WHAT YOU HAVE TO DO =>
Look through the data for the string "facebook". Copy every line where it is found.

▬▬▬▬▬▬

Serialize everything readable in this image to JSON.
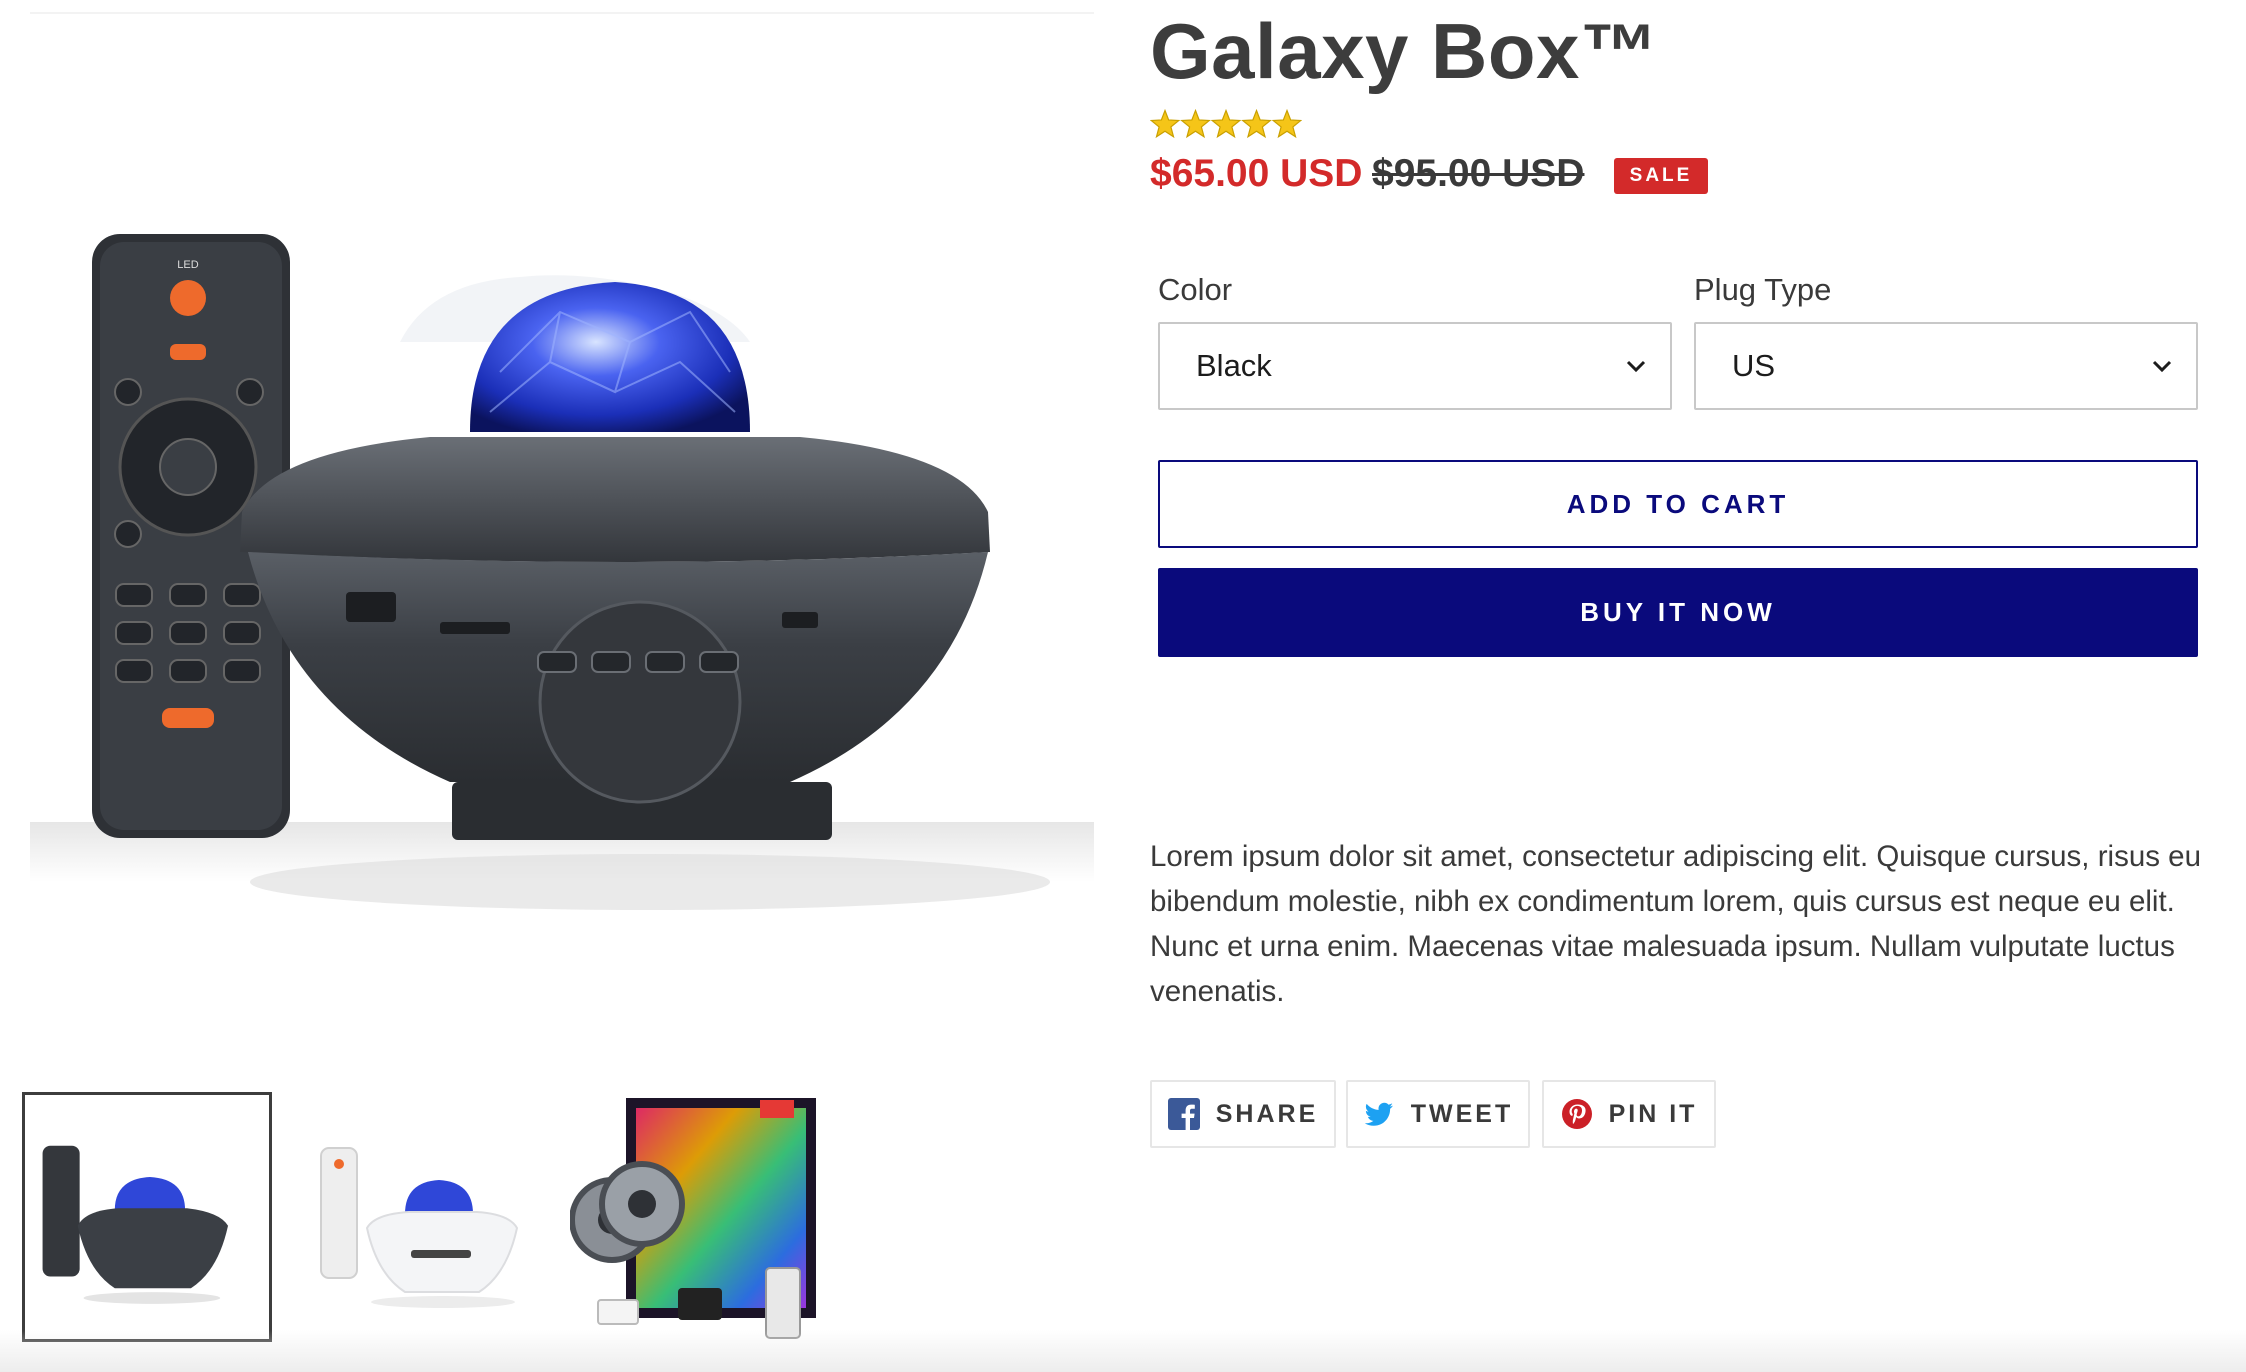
{
  "product": {
    "title": "Galaxy Box™",
    "rating": 5,
    "rating_max": 5,
    "sale_price": "$65.00 USD",
    "regular_price": "$95.00 USD",
    "sale_badge": "SALE",
    "description": "Lorem ipsum dolor sit amet, consectetur adipiscing elit. Quisque cursus, risus eu bibendum molestie, nibh ex condimentum lorem, quis cursus est neque eu elit. Nunc et urna enim. Maecenas vitae malesuada ipsum. Nullam vulputate luctus venenatis."
  },
  "options": {
    "color": {
      "label": "Color",
      "value": "Black"
    },
    "plug": {
      "label": "Plug Type",
      "value": "US"
    }
  },
  "buttons": {
    "add_to_cart": "ADD TO CART",
    "buy_now": "BUY IT NOW"
  },
  "share": {
    "facebook": "SHARE",
    "twitter": "TWEET",
    "pinterest": "PIN IT"
  },
  "colors": {
    "sale": "#d32a2a",
    "brand_navy": "#0a0a7c",
    "facebook": "#3b5998",
    "twitter": "#1da1f2",
    "pinterest": "#cb2027",
    "star": "#f5c518"
  },
  "icons": {
    "facebook": "facebook-icon",
    "twitter": "twitter-icon",
    "pinterest": "pinterest-icon",
    "select_arrow": "chevron-down-icon",
    "rating": "star-icon"
  }
}
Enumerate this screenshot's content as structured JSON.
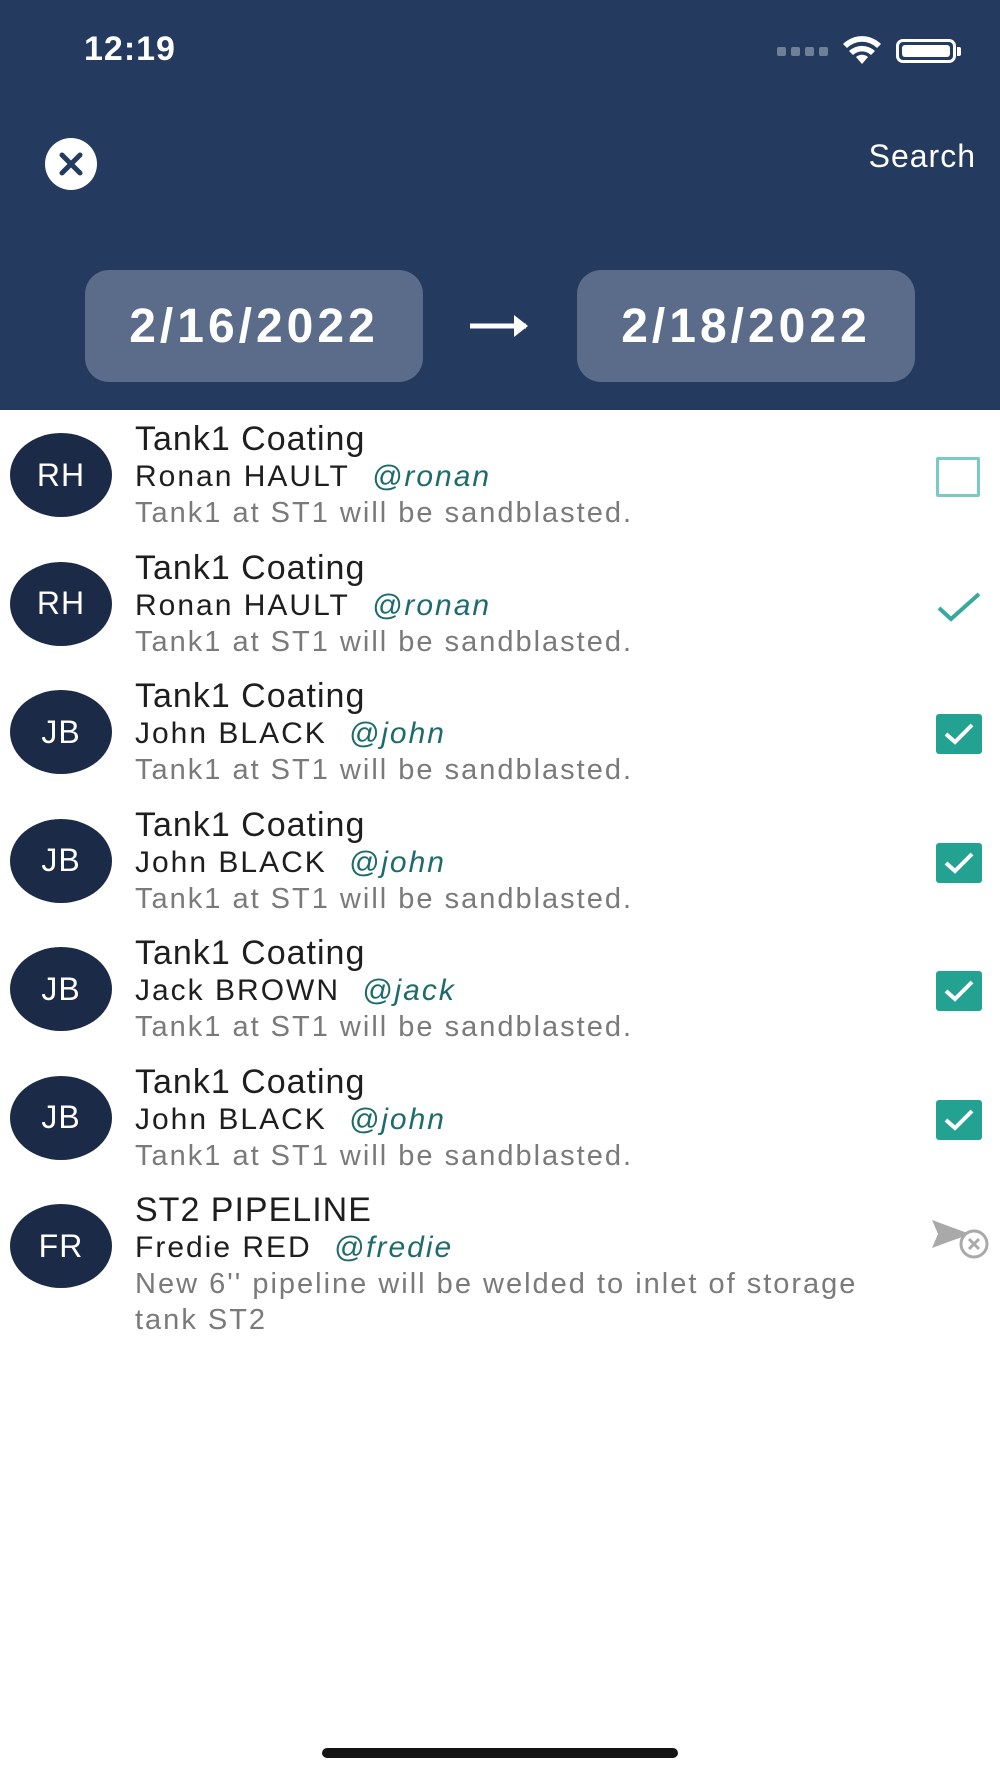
{
  "status_bar": {
    "time": "12:19"
  },
  "header": {
    "close_icon": "close-icon",
    "search_label": "Search",
    "date_from": "2/16/2022",
    "date_to": "2/18/2022",
    "arrow_icon": "arrow-right-icon"
  },
  "colors": {
    "header_bg": "#243a5e",
    "date_box_bg": "#5a6c89",
    "avatar_bg": "#1b2b47",
    "accent_teal": "#24a291",
    "handle_color": "#1e6b6e"
  },
  "items": [
    {
      "initials": "RH",
      "title": "Tank1 Coating",
      "name": "Ronan HAULT",
      "handle": "@ronan",
      "description": "Tank1 at ST1 will be sandblasted.",
      "status": "unchecked"
    },
    {
      "initials": "RH",
      "title": "Tank1 Coating",
      "name": "Ronan HAULT",
      "handle": "@ronan",
      "description": "Tank1 at ST1 will be sandblasted.",
      "status": "check"
    },
    {
      "initials": "JB",
      "title": "Tank1 Coating",
      "name": "John BLACK",
      "handle": "@john",
      "description": "Tank1 at ST1 will be sandblasted.",
      "status": "checked"
    },
    {
      "initials": "JB",
      "title": "Tank1 Coating",
      "name": "John BLACK",
      "handle": "@john",
      "description": "Tank1 at ST1 will be sandblasted.",
      "status": "checked"
    },
    {
      "initials": "JB",
      "title": "Tank1 Coating",
      "name": "Jack BROWN",
      "handle": "@jack",
      "description": "Tank1 at ST1 will be sandblasted.",
      "status": "checked"
    },
    {
      "initials": "JB",
      "title": "Tank1 Coating",
      "name": "John BLACK",
      "handle": "@john",
      "description": "Tank1 at ST1 will be sandblasted.",
      "status": "checked"
    },
    {
      "initials": "FR",
      "title": "ST2 PIPELINE",
      "name": "Fredie RED",
      "handle": "@fredie",
      "description": "New 6'' pipeline will be welded to inlet of storage tank ST2",
      "status": "send-cancelled"
    }
  ]
}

▬▬▬▬▬▬

SOLUTION =>
    "facebook": "SHARE",
    "facebook": "#3b5998",
    "facebook": "facebook-icon",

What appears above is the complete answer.